To do >> Convert the items below, from the first line through the line containing "ring-freeride-8 xyxy=(114,164,214,295)", into a Markdown table with two columns, Row and Line. Skip blank lines.

Data supplied >>
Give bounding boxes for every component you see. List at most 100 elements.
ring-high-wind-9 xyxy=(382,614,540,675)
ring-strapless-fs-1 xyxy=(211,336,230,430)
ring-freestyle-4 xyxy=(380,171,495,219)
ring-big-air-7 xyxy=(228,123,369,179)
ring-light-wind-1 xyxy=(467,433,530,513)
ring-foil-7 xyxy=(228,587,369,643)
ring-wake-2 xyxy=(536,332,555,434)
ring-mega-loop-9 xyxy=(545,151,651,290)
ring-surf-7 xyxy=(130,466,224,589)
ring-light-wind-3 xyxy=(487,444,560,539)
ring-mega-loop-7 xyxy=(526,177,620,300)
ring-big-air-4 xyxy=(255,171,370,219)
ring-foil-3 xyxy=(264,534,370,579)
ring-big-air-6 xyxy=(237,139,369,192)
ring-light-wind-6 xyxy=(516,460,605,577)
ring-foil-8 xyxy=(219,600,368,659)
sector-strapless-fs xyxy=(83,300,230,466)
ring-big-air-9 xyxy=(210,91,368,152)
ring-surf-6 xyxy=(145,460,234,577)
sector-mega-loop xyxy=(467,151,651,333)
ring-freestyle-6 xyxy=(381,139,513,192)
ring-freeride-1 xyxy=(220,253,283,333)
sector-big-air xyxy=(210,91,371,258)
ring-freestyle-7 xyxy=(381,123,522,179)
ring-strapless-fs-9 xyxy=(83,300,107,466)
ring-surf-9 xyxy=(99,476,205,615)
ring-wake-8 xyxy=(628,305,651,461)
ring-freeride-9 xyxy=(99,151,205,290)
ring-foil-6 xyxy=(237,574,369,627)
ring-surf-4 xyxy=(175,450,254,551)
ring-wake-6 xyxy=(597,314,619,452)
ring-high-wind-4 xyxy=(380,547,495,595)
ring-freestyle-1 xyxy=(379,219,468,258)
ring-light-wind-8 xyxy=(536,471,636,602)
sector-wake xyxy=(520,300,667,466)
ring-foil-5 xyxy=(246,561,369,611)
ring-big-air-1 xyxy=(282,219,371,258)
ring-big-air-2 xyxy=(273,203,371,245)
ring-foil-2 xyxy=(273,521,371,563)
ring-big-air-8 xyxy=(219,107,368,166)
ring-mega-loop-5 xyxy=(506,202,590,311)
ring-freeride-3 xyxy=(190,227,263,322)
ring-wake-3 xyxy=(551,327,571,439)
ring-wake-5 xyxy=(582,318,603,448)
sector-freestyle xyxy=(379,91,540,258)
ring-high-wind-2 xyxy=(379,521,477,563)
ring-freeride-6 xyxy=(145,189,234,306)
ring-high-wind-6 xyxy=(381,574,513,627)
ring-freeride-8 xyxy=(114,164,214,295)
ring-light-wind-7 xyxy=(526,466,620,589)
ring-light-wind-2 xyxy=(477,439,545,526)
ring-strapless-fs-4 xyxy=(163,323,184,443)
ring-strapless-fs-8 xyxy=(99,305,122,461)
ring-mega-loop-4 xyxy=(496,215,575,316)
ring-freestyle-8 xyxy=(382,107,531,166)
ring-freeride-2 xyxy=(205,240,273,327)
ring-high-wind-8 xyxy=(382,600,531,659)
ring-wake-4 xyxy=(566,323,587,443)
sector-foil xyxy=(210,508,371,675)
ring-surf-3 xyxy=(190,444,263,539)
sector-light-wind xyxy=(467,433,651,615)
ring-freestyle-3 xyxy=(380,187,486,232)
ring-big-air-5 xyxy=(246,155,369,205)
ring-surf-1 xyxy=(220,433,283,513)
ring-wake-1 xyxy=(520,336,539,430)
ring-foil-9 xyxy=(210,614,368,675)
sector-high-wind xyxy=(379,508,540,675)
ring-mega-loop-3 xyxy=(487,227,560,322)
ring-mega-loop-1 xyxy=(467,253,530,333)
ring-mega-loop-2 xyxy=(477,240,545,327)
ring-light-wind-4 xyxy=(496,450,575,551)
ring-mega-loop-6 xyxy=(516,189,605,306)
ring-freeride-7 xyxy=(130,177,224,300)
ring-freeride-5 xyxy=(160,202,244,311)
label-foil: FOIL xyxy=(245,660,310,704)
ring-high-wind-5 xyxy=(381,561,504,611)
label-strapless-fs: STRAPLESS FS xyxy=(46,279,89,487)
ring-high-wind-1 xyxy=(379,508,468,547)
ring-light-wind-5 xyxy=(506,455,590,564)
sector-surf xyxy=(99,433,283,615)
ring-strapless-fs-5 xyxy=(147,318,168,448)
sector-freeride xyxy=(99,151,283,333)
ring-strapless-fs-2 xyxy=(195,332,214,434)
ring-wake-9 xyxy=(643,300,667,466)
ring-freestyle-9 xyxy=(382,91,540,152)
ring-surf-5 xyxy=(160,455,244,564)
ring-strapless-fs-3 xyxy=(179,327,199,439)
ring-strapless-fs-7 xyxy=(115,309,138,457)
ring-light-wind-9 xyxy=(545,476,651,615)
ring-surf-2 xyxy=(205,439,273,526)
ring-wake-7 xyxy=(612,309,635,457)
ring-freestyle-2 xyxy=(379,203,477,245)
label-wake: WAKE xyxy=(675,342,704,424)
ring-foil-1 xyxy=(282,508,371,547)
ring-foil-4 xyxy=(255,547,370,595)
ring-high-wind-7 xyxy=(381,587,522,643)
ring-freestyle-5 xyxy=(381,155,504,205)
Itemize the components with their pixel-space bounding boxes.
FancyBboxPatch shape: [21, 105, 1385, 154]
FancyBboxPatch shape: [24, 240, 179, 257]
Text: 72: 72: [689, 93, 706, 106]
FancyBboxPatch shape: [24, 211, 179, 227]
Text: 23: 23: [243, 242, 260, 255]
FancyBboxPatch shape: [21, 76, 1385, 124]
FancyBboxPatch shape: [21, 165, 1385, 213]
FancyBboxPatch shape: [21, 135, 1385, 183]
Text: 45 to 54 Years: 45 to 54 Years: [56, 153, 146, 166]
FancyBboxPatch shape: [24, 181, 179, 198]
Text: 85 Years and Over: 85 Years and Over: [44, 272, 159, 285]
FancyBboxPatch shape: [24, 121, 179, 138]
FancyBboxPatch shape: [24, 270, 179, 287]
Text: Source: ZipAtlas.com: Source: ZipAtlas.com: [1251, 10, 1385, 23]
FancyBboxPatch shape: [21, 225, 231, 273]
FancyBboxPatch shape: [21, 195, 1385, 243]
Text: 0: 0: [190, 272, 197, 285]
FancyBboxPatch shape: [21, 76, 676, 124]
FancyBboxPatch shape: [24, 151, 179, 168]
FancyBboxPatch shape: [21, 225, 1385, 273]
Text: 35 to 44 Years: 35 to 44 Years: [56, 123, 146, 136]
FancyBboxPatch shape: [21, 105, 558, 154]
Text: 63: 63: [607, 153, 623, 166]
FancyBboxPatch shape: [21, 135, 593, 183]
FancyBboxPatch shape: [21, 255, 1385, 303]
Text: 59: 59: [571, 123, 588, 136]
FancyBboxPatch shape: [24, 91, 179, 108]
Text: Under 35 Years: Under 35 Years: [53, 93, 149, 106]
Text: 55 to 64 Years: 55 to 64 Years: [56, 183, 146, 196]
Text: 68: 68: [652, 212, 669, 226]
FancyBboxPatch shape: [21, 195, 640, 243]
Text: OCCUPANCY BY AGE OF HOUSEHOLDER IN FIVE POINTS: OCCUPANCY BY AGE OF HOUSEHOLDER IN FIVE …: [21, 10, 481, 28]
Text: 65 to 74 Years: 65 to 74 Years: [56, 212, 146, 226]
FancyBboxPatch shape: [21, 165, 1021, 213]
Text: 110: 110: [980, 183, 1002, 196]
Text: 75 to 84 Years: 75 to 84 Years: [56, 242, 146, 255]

Final result >>
| Row | Line |
|---|---|
| 1 | Give bounding boxes for every component you see. List at most 100 elements. |
| 2 | ring-high-wind-9 xyxy=(382,614,540,675) |
| 3 | ring-strapless-fs-1 xyxy=(211,336,230,430) |
| 4 | ring-freestyle-4 xyxy=(380,171,495,219) |
| 5 | ring-big-air-7 xyxy=(228,123,369,179) |
| 6 | ring-light-wind-1 xyxy=(467,433,530,513) |
| 7 | ring-foil-7 xyxy=(228,587,369,643) |
| 8 | ring-wake-2 xyxy=(536,332,555,434) |
| 9 | ring-mega-loop-9 xyxy=(545,151,651,290) |
| 10 | ring-surf-7 xyxy=(130,466,224,589) |
| 11 | ring-light-wind-3 xyxy=(487,444,560,539) |
| 12 | ring-mega-loop-7 xyxy=(526,177,620,300) |
| 13 | ring-big-air-4 xyxy=(255,171,370,219) |
| 14 | ring-foil-3 xyxy=(264,534,370,579) |
| 15 | ring-big-air-6 xyxy=(237,139,369,192) |
| 16 | ring-light-wind-6 xyxy=(516,460,605,577) |
| 17 | ring-foil-8 xyxy=(219,600,368,659) |
| 18 | sector-strapless-fs xyxy=(83,300,230,466) |
| 19 | ring-big-air-9 xyxy=(210,91,368,152) |
| 20 | ring-surf-6 xyxy=(145,460,234,577) |
| 21 | sector-mega-loop xyxy=(467,151,651,333) |
| 22 | ring-freestyle-6 xyxy=(381,139,513,192) |
| 23 | ring-freeride-1 xyxy=(220,253,283,333) |
| 24 | sector-big-air xyxy=(210,91,371,258) |
| 25 | ring-freestyle-7 xyxy=(381,123,522,179) |
| 26 | ring-strapless-fs-9 xyxy=(83,300,107,466) |
| 27 | ring-surf-9 xyxy=(99,476,205,615) |
| 28 | ring-wake-8 xyxy=(628,305,651,461) |
| 29 | ring-freeride-9 xyxy=(99,151,205,290) |
| 30 | ring-foil-6 xyxy=(237,574,369,627) |
| 31 | ring-surf-4 xyxy=(175,450,254,551) |
| 32 | ring-wake-6 xyxy=(597,314,619,452) |
| 33 | ring-high-wind-4 xyxy=(380,547,495,595) |
| 34 | ring-freestyle-1 xyxy=(379,219,468,258) |
| 35 | ring-light-wind-8 xyxy=(536,471,636,602) |
| 36 | sector-wake xyxy=(520,300,667,466) |
| 37 | ring-foil-5 xyxy=(246,561,369,611) |
| 38 | ring-big-air-1 xyxy=(282,219,371,258) |
| 39 | ring-big-air-2 xyxy=(273,203,371,245) |
| 40 | ring-foil-2 xyxy=(273,521,371,563) |
| 41 | ring-big-air-8 xyxy=(219,107,368,166) |
| 42 | ring-mega-loop-5 xyxy=(506,202,590,311) |
| 43 | ring-freeride-3 xyxy=(190,227,263,322) |
| 44 | ring-wake-3 xyxy=(551,327,571,439) |
| 45 | ring-wake-5 xyxy=(582,318,603,448) |
| 46 | sector-freestyle xyxy=(379,91,540,258) |
| 47 | ring-high-wind-2 xyxy=(379,521,477,563) |
| 48 | ring-freeride-6 xyxy=(145,189,234,306) |
| 49 | ring-high-wind-6 xyxy=(381,574,513,627) |
| 50 | ring-freeride-8 xyxy=(114,164,214,295) |